* Challenge
Of the lines in this material, how many contain "have"? Answer with a single number only.

**** Data shown

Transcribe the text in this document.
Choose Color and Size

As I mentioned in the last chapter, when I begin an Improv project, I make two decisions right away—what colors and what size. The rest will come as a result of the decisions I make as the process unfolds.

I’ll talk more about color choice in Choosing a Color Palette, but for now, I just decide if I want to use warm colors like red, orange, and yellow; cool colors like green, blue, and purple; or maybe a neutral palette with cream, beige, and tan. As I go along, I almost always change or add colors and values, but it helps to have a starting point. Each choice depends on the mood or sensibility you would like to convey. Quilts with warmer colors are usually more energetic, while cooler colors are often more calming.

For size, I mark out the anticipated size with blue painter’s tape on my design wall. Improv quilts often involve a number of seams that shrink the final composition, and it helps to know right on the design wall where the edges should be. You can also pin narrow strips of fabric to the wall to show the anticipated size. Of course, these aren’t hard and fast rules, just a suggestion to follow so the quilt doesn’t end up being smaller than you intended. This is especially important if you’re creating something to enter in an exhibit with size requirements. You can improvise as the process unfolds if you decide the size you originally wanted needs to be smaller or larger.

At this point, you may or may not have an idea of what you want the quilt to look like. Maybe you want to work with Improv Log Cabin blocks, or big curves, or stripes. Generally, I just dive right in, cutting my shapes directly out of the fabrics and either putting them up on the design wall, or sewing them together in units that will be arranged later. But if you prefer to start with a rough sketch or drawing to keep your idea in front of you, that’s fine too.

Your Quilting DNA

********

* Problem solution
2